**Goal**
Take every line from the listing below that includes "data" and copy it.

**Record set**
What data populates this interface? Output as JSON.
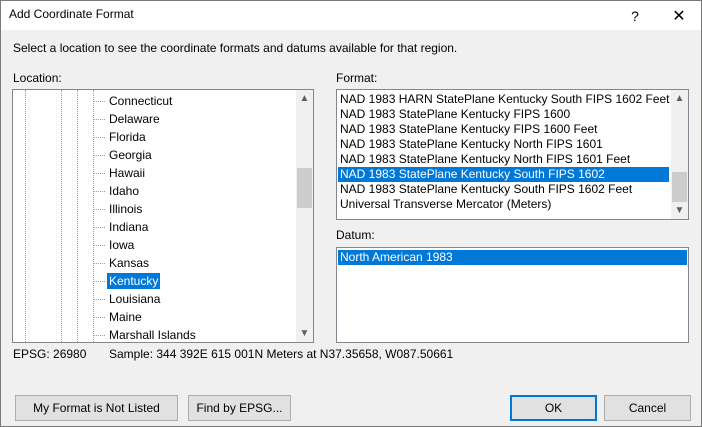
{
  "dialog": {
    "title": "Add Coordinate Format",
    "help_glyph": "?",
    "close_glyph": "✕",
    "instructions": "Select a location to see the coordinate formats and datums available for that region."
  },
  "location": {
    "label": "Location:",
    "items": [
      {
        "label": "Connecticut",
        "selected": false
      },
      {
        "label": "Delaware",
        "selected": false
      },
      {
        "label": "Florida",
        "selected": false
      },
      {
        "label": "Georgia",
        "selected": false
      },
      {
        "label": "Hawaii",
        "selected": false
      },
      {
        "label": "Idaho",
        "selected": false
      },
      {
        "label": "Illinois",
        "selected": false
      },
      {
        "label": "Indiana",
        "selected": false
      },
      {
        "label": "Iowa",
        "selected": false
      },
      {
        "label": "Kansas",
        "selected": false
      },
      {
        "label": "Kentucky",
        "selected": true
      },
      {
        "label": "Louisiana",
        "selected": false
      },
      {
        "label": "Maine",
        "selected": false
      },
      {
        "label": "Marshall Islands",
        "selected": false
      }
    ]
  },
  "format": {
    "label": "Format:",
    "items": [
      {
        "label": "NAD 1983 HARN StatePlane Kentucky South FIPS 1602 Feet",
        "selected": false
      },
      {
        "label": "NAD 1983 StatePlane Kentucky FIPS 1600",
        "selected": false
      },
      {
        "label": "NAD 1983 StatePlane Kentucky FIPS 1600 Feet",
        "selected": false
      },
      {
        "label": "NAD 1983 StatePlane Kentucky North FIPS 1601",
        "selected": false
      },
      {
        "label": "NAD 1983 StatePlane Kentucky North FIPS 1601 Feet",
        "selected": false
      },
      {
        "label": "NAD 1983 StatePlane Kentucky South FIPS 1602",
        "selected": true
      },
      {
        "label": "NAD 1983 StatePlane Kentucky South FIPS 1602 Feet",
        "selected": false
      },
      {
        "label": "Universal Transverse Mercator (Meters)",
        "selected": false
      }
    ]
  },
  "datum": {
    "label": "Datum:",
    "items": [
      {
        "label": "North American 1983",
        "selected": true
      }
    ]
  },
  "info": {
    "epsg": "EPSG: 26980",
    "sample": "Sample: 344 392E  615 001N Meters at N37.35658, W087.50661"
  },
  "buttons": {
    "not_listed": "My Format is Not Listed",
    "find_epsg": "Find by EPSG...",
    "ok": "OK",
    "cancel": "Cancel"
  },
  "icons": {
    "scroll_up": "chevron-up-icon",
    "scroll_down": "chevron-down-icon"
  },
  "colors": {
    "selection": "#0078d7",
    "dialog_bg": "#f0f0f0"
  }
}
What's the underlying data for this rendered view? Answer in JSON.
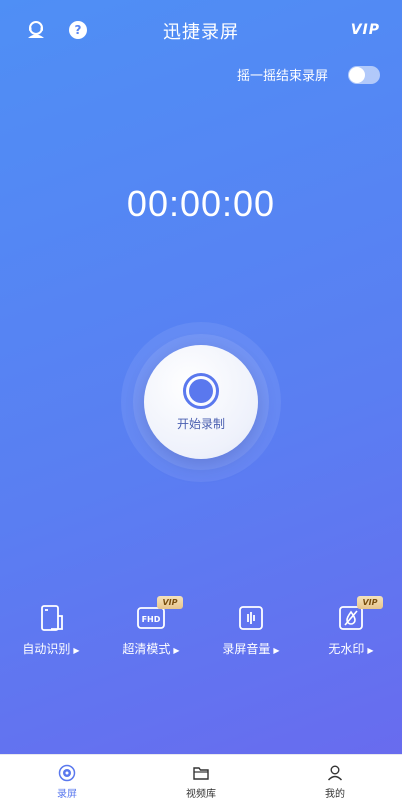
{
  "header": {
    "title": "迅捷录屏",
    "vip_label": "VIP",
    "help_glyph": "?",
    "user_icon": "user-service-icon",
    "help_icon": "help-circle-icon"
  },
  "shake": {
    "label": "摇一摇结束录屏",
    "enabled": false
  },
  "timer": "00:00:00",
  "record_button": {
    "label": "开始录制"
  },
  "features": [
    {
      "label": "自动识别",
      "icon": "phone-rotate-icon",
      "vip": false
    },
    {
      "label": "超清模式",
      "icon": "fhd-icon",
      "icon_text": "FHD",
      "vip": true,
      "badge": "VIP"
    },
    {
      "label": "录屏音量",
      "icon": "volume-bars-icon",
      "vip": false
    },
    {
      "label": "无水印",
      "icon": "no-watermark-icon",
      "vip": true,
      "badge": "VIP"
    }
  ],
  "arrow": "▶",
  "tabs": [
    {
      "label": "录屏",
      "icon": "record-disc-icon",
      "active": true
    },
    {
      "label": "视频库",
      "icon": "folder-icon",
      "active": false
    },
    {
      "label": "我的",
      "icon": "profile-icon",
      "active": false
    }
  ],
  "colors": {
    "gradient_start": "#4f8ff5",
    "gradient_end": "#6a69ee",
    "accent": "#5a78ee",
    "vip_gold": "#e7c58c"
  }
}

**Written response**
What data populates this interface? Output as JSON.
What's the underlying data for this rendered view? Answer in JSON.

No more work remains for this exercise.